Your objective
Write out the records beneath this line exactly as they appear, minus any images.

Data lines
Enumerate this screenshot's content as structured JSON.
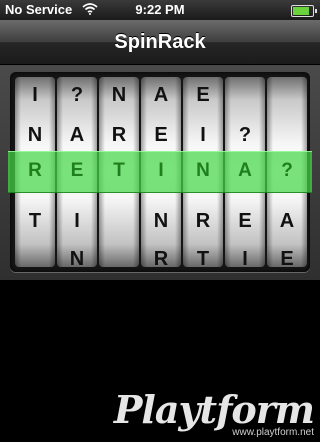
{
  "status_bar": {
    "carrier": "No Service",
    "wifi_icon": "wifi-icon",
    "time": "9:22 PM",
    "battery_icon": "battery-icon",
    "battery_level": 0.85
  },
  "nav": {
    "title": "SpinRack"
  },
  "wheels": [
    {
      "visible": [
        "I",
        "N",
        "R",
        "T",
        ""
      ]
    },
    {
      "visible": [
        "?",
        "A",
        "E",
        "I",
        "N"
      ]
    },
    {
      "visible": [
        "N",
        "R",
        "T",
        "",
        ""
      ]
    },
    {
      "visible": [
        "A",
        "E",
        "I",
        "N",
        "R"
      ]
    },
    {
      "visible": [
        "E",
        "I",
        "N",
        "R",
        "T"
      ]
    },
    {
      "visible": [
        "",
        "?",
        "A",
        "E",
        "I"
      ]
    },
    {
      "visible": [
        "",
        "",
        "?",
        "A",
        "E"
      ]
    }
  ],
  "watermark": {
    "logo": "Playtform",
    "url": "www.playtform.net"
  },
  "colors": {
    "highlight": "#46d746",
    "highlight_text": "#1f7f1f"
  }
}
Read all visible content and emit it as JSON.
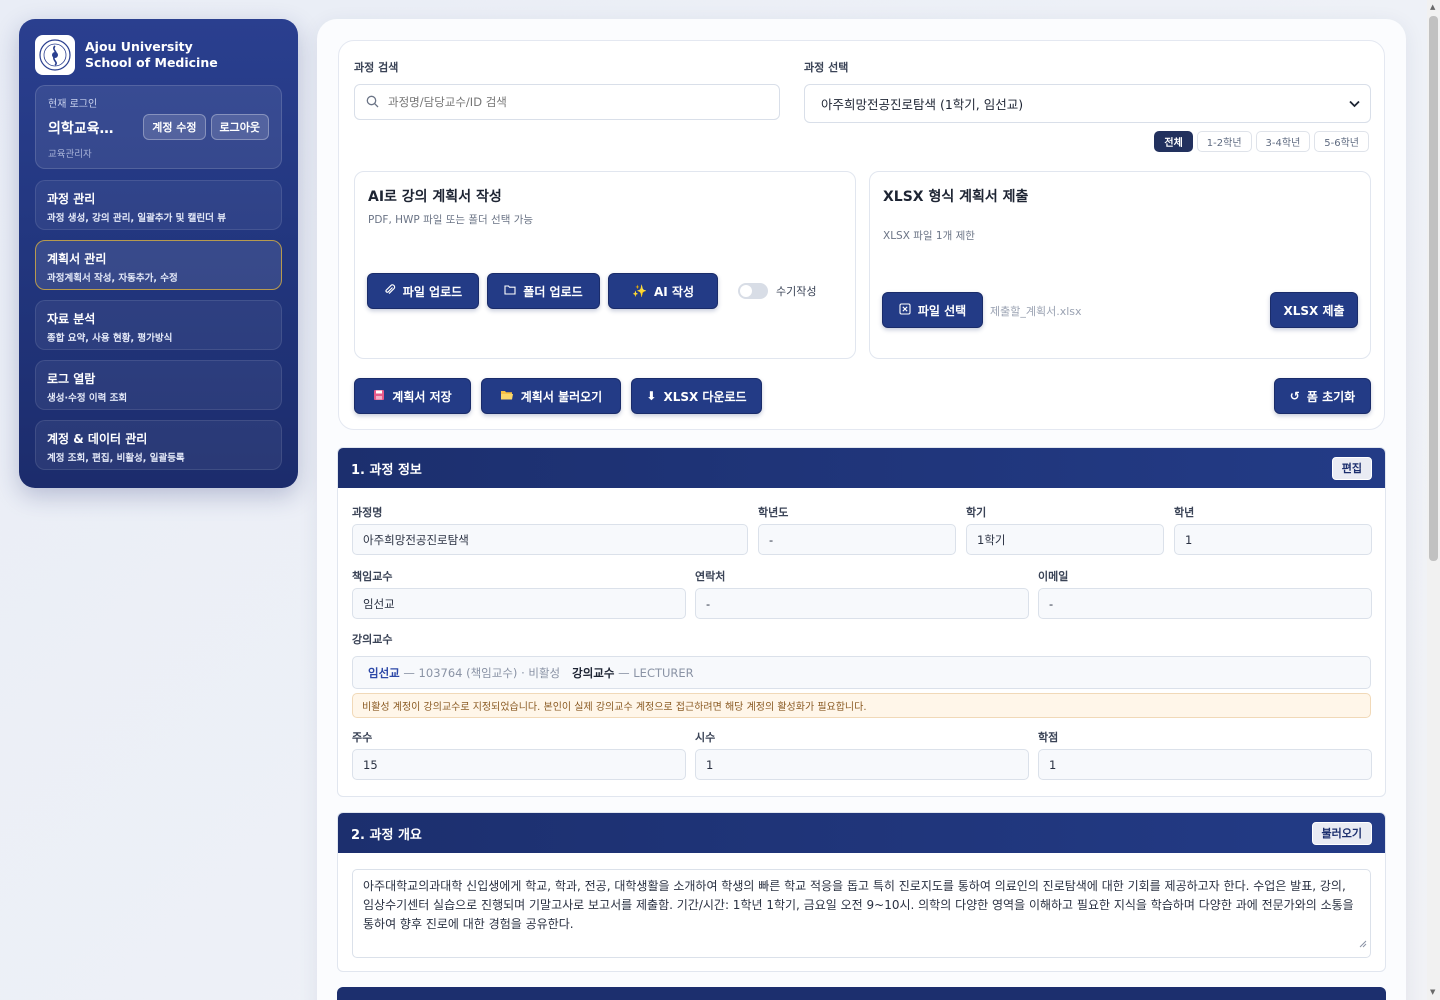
{
  "brand": {
    "line1": "Ajou University",
    "line2": "School of Medicine"
  },
  "login": {
    "label": "현재 로그인",
    "name": "의학교육…",
    "role": "교육관리자",
    "edit_button": "계정 수정",
    "logout_button": "로그아웃"
  },
  "nav": [
    {
      "title": "과정 관리",
      "sub": "과정 생성, 강의 관리, 일괄추가 및 캘린더 뷰",
      "active": false
    },
    {
      "title": "계획서 관리",
      "sub": "과정계획서 작성, 자동추가, 수정",
      "active": true
    },
    {
      "title": "자료 분석",
      "sub": "종합 요약, 사용 현황, 평가방식",
      "active": false
    },
    {
      "title": "로그 열람",
      "sub": "생성·수정 이력 조회",
      "active": false
    },
    {
      "title": "계정 & 데이터 관리",
      "sub": "계정 조회, 편집, 비활성, 일괄등록",
      "active": false
    }
  ],
  "search": {
    "label": "과정 검색",
    "placeholder": "과정명/담당교수/ID 검색"
  },
  "course_select": {
    "label": "과정 선택",
    "value": "아주희망전공진로탐색 (1학기, 임선교)"
  },
  "year_filter": [
    "전체",
    "1-2학년",
    "3-4학년",
    "5-6학년"
  ],
  "ai_card": {
    "title": "AI로 강의 계획서 작성",
    "subtitle": "PDF, HWP 파일 또는 폴더 선택 가능",
    "file_upload": "파일 업로드",
    "folder_upload": "폴더 업로드",
    "ai_write": "AI 작성",
    "manual_toggle": "수기작성"
  },
  "xlsx_card": {
    "title": "XLSX 형식 계획서 제출",
    "subtitle": "XLSX 파일 1개 제한",
    "file_select": "파일 선택",
    "file_placeholder": "제출할_계획서.xlsx",
    "submit": "XLSX 제출"
  },
  "actions": {
    "save": "계획서 저장",
    "load": "계획서 불러오기",
    "download": "XLSX 다운로드",
    "reset": "폼 초기화"
  },
  "section1": {
    "title": "1. 과정 정보",
    "edit_button": "편집",
    "fields": {
      "course_name": {
        "label": "과정명",
        "value": "아주희망전공진로탐색"
      },
      "year": {
        "label": "학년도",
        "value": "-"
      },
      "semester": {
        "label": "학기",
        "value": "1학기"
      },
      "grade": {
        "label": "학년",
        "value": "1"
      },
      "professor": {
        "label": "책임교수",
        "value": "임선교"
      },
      "contact": {
        "label": "연락처",
        "value": "-"
      },
      "email": {
        "label": "이메일",
        "value": "-"
      },
      "weeks": {
        "label": "주수",
        "value": "15"
      },
      "hours": {
        "label": "시수",
        "value": "1"
      },
      "credits": {
        "label": "학점",
        "value": "1"
      }
    },
    "lecturers_label": "강의교수",
    "lecturers": [
      {
        "name": "임선교",
        "meta": "— 103764 (책임교수) · 비활성"
      },
      {
        "name": "강의교수",
        "meta": "— LECTURER"
      }
    ],
    "warning": "비활성 계정이 강의교수로 지정되었습니다. 본인이 실제 강의교수 계정으로 접근하려면 해당 계정의 활성화가 필요합니다."
  },
  "section2": {
    "title": "2. 과정 개요",
    "load_button": "불러오기",
    "text": "아주대학교의과대학 신입생에게 학교, 학과, 전공, 대학생활을 소개하여 학생의 빠른 학교 적응을 돕고 특히 진로지도를 통하여 의료인의 진로탐색에 대한 기회를 제공하고자 한다. 수업은 발표, 강의, 임상수기센터 실습으로 진행되며 기말고사로 보고서를 제출함. 기간/시간: 1학년 1학기, 금요일 오전 9~10시. 의학의 다양한 영역을 이해하고 필요한 지식을 학습하며 다양한 과에 전문가와의 소통을 통하여 향후 진로에 대한 경험을 공유한다."
  }
}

Expected output
Enumerate this screenshot's content as structured JSON.
{
  "status_bar": {
    "carrier": "No Service",
    "wifi_icon": "wifi-icon",
    "time": "9:22 PM",
    "battery_icon": "battery-icon",
    "battery_level": 0.85
  },
  "nav": {
    "title": "SpinRack"
  },
  "wheels": [
    {
      "visible": [
        "I",
        "N",
        "R",
        "T",
        ""
      ]
    },
    {
      "visible": [
        "?",
        "A",
        "E",
        "I",
        "N"
      ]
    },
    {
      "visible": [
        "N",
        "R",
        "T",
        "",
        ""
      ]
    },
    {
      "visible": [
        "A",
        "E",
        "I",
        "N",
        "R"
      ]
    },
    {
      "visible": [
        "E",
        "I",
        "N",
        "R",
        "T"
      ]
    },
    {
      "visible": [
        "",
        "?",
        "A",
        "E",
        "I"
      ]
    },
    {
      "visible": [
        "",
        "",
        "?",
        "A",
        "E"
      ]
    }
  ],
  "watermark": {
    "logo": "Playtform",
    "url": "www.playtform.net"
  },
  "colors": {
    "highlight": "#46d746",
    "highlight_text": "#1f7f1f"
  }
}
Read all visible content and emit it as JSON.
{
  "brand": {
    "line1": "Ajou University",
    "line2": "School of Medicine"
  },
  "login": {
    "label": "현재 로그인",
    "name": "의학교육…",
    "role": "교육관리자",
    "edit_button": "계정 수정",
    "logout_button": "로그아웃"
  },
  "nav": [
    {
      "title": "과정 관리",
      "sub": "과정 생성, 강의 관리, 일괄추가 및 캘린더 뷰",
      "active": false
    },
    {
      "title": "계획서 관리",
      "sub": "과정계획서 작성, 자동추가, 수정",
      "active": true
    },
    {
      "title": "자료 분석",
      "sub": "종합 요약, 사용 현황, 평가방식",
      "active": false
    },
    {
      "title": "로그 열람",
      "sub": "생성·수정 이력 조회",
      "active": false
    },
    {
      "title": "계정 & 데이터 관리",
      "sub": "계정 조회, 편집, 비활성, 일괄등록",
      "active": false
    }
  ],
  "search": {
    "label": "과정 검색",
    "placeholder": "과정명/담당교수/ID 검색"
  },
  "course_select": {
    "label": "과정 선택",
    "value": "아주희망전공진로탐색 (1학기, 임선교)"
  },
  "year_filter": [
    "전체",
    "1-2학년",
    "3-4학년",
    "5-6학년"
  ],
  "ai_card": {
    "title": "AI로 강의 계획서 작성",
    "subtitle": "PDF, HWP 파일 또는 폴더 선택 가능",
    "file_upload": "파일 업로드",
    "folder_upload": "폴더 업로드",
    "ai_write": "AI 작성",
    "manual_toggle": "수기작성"
  },
  "xlsx_card": {
    "title": "XLSX 형식 계획서 제출",
    "subtitle": "XLSX 파일 1개 제한",
    "file_select": "파일 선택",
    "file_placeholder": "제출할_계획서.xlsx",
    "submit": "XLSX 제출"
  },
  "actions": {
    "save": "계획서 저장",
    "load": "계획서 불러오기",
    "download": "XLSX 다운로드",
    "reset": "폼 초기화"
  },
  "section1": {
    "title": "1. 과정 정보",
    "edit_button": "편집",
    "fields": {
      "course_name": {
        "label": "과정명",
        "value": "아주희망전공진로탐색"
      },
      "year": {
        "label": "학년도",
        "value": "-"
      },
      "semester": {
        "label": "학기",
        "value": "1학기"
      },
      "grade": {
        "label": "학년",
        "value": "1"
      },
      "professor": {
        "label": "책임교수",
        "value": "임선교"
      },
      "contact": {
        "label": "연락처",
        "value": "-"
      },
      "email": {
        "label": "이메일",
        "value": "-"
      },
      "weeks": {
        "label": "주수",
        "value": "15"
      },
      "hours": {
        "label": "시수",
        "value": "1"
      },
      "credits": {
        "label": "학점",
        "value": "1"
      }
    },
    "lecturers_label": "강의교수",
    "lecturers": [
      {
        "name": "임선교",
        "meta": "— 103764 (책임교수) · 비활성"
      },
      {
        "name": "강의교수",
        "meta": "— LECTURER"
      }
    ],
    "warning": "비활성 계정이 강의교수로 지정되었습니다. 본인이 실제 강의교수 계정으로 접근하려면 해당 계정의 활성화가 필요합니다."
  },
  "section2": {
    "title": "2. 과정 개요",
    "load_button": "불러오기",
    "text": "아주대학교의과대학 신입생에게 학교, 학과, 전공, 대학생활을 소개하여 학생의 빠른 학교 적응을 돕고 특히 진로지도를 통하여 의료인의 진로탐색에 대한 기회를 제공하고자 한다. 수업은 발표, 강의, 임상수기센터 실습으로 진행되며 기말고사로 보고서를 제출함. 기간/시간: 1학년 1학기, 금요일 오전 9~10시. 의학의 다양한 영역을 이해하고 필요한 지식을 학습하며 다양한 과에 전문가와의 소통을 통하여 향후 진로에 대한 경험을 공유한다."
  }
}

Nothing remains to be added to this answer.